GOAL OF THE EXERCISE:
List every line below containing "avec".

(Recorded data)
################

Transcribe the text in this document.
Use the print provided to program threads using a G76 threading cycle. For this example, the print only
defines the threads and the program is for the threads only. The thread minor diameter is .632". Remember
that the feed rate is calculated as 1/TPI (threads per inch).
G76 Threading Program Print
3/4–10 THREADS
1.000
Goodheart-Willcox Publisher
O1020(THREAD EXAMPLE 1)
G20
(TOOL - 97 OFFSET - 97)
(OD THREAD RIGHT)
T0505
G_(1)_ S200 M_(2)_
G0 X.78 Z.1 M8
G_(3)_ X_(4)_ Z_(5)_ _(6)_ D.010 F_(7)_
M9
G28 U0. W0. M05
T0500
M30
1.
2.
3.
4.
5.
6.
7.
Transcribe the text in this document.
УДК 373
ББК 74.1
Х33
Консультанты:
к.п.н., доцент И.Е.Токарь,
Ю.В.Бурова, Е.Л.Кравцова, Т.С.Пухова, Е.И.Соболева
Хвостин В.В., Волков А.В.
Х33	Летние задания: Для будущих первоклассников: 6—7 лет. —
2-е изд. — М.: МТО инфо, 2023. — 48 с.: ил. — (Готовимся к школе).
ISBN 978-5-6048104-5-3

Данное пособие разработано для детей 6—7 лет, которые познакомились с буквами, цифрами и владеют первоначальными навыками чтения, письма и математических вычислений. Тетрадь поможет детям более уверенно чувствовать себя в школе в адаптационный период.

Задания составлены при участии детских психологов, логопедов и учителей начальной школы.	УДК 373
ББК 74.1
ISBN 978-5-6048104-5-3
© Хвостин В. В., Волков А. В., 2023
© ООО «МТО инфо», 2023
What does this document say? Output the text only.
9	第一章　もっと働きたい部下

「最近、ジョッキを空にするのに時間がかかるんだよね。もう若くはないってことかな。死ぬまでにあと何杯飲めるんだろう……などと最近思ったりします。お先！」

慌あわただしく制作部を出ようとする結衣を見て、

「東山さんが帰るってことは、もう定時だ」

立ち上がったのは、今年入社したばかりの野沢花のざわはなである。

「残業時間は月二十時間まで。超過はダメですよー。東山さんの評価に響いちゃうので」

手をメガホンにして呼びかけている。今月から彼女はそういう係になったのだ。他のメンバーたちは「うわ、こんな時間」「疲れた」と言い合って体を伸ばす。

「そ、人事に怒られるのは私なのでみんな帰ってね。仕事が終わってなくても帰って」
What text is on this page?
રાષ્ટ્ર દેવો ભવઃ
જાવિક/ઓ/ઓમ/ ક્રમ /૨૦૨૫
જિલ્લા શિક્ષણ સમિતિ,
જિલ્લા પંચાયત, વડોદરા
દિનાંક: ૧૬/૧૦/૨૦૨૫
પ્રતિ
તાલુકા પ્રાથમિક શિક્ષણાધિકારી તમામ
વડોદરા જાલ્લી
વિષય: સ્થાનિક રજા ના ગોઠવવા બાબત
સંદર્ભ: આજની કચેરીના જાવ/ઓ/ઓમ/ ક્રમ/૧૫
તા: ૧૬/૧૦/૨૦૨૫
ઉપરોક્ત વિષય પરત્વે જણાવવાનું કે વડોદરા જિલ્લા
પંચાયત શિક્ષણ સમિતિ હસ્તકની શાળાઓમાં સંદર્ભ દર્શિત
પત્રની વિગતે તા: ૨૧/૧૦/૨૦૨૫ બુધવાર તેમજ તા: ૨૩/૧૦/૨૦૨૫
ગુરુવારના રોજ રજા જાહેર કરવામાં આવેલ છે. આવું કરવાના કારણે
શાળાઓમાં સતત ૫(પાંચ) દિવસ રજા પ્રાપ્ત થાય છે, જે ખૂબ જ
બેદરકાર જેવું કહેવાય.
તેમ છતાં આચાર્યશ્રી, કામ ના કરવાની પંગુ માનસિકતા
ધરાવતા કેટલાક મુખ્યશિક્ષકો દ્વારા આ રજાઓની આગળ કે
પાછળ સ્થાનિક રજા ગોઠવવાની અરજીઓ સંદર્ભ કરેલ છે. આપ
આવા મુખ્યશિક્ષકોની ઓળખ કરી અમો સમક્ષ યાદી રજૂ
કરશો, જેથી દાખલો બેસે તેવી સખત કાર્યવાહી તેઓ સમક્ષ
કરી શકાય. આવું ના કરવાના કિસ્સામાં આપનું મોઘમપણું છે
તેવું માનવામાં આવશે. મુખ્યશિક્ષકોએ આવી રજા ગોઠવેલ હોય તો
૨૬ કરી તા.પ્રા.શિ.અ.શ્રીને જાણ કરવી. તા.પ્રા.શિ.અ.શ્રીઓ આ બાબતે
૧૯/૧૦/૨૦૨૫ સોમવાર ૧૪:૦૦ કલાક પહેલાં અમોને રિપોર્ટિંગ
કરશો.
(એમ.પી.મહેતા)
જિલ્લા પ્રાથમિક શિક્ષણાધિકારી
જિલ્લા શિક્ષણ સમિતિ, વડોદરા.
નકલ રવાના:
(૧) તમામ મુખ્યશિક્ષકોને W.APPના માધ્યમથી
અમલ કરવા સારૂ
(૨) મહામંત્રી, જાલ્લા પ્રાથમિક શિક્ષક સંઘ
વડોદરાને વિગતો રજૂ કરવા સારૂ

################

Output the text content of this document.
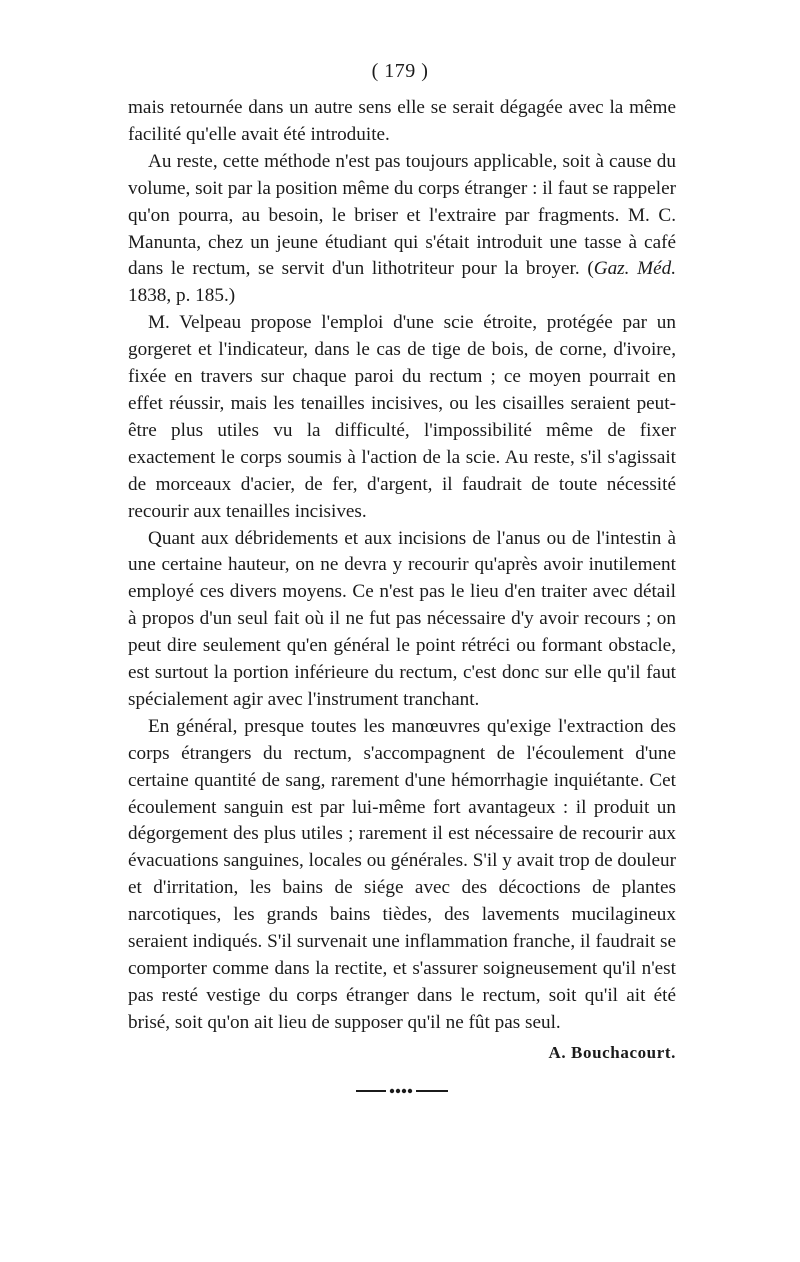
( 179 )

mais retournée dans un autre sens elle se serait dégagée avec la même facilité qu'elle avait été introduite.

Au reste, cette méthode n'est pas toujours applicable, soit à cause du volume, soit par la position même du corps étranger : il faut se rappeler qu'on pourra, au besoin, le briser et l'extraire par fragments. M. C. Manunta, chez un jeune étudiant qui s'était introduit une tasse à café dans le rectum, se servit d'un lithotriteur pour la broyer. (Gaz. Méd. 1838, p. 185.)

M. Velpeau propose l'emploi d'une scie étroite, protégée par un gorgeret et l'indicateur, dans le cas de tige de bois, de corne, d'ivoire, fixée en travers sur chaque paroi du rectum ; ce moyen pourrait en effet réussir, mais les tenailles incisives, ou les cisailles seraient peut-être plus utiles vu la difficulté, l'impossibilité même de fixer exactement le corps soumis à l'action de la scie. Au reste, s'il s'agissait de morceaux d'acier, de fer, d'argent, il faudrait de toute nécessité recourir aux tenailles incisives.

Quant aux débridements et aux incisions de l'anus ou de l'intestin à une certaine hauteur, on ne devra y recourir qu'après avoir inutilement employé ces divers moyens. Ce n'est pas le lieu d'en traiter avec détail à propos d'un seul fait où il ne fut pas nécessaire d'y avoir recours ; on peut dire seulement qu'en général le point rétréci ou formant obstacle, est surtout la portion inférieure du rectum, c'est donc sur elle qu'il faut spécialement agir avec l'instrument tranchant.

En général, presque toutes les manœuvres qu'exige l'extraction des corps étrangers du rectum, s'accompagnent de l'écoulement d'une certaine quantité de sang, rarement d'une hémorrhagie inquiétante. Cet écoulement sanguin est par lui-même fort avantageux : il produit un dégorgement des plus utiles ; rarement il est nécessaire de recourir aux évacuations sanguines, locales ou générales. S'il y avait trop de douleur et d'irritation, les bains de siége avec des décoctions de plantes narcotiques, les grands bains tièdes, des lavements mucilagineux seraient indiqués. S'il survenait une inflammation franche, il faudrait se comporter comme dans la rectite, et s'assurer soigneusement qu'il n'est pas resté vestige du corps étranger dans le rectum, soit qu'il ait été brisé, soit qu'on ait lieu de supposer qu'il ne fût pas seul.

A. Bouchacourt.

################

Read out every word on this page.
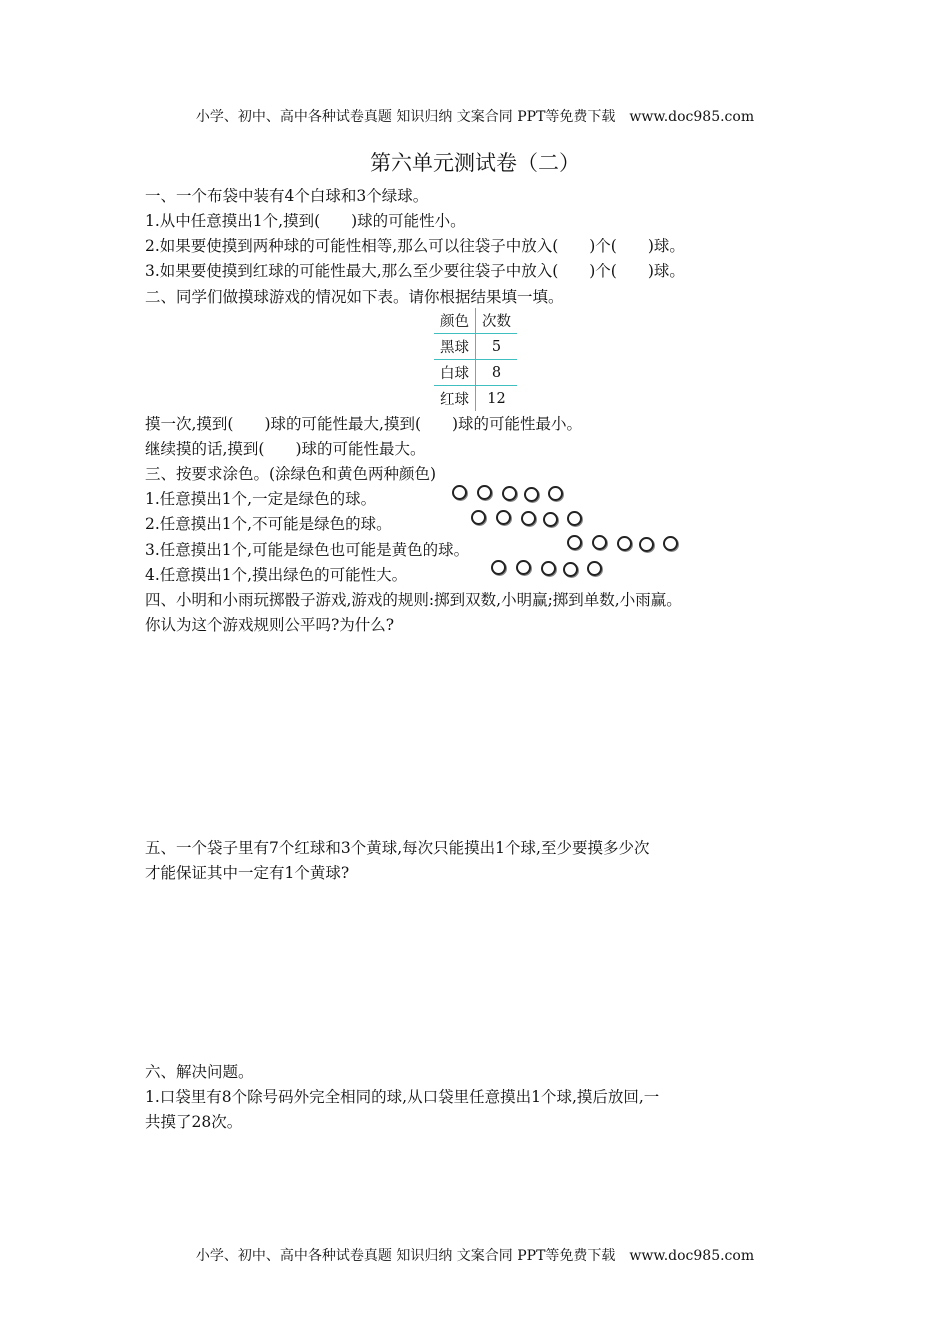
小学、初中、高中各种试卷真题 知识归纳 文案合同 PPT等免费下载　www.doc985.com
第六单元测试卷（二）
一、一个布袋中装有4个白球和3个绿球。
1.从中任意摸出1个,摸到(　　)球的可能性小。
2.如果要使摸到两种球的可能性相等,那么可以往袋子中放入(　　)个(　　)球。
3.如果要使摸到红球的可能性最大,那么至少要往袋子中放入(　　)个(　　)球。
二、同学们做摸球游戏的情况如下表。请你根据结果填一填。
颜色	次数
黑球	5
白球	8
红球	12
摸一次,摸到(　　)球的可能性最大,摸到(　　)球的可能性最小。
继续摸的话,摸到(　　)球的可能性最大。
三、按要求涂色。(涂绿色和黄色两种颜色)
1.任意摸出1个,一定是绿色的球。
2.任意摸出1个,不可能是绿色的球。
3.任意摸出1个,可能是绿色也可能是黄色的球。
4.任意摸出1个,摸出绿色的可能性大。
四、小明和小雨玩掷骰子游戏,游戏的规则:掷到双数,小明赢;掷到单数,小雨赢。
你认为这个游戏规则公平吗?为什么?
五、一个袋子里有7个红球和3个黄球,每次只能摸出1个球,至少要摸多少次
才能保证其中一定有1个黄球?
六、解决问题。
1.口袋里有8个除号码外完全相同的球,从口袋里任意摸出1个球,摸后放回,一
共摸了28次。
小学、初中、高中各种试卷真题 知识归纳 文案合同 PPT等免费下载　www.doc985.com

################

REPLY TO THE TASK:
mais retournée dans un autre sens elle se serait dégagée avec la même facilité qu'elle avait été introduite.
Quant aux débridements et aux incisions de l'anus ou de l'intestin à une certaine hauteur, on ne devra y recourir qu'après avoir inutilement employé ces divers moyens. Ce n'est pas le lieu d'en traiter avec détail à propos d'un seul fait où il ne fut pas nécessaire d'y avoir recours ; on peut dire seulement qu'en général le point rétréci ou formant obstacle, est surtout la portion inférieure du rectum, c'est donc sur elle qu'il faut spécialement agir avec l'instrument tranchant.
En général, presque toutes les manœuvres qu'exige l'extraction des corps étrangers du rectum, s'accompagnent de l'écoulement d'une certaine quantité de sang, rarement d'une hémorrhagie inquiétante. Cet écoulement sanguin est par lui-même fort avantageux : il produit un dégorgement des plus utiles ; rarement il est nécessaire de recourir aux évacuations sanguines, locales ou générales. S'il y avait trop de douleur et d'irritation, les bains de siége avec des décoctions de plantes narcotiques, les grands bains tièdes, des lavements mucilagineux seraient indiqués. S'il survenait une inflammation franche, il faudrait se comporter comme dans la rectite, et s'assurer soigneusement qu'il n'est pas resté vestige du corps étranger dans le rectum, soit qu'il ait été brisé, soit qu'on ait lieu de supposer qu'il ne fût pas seul.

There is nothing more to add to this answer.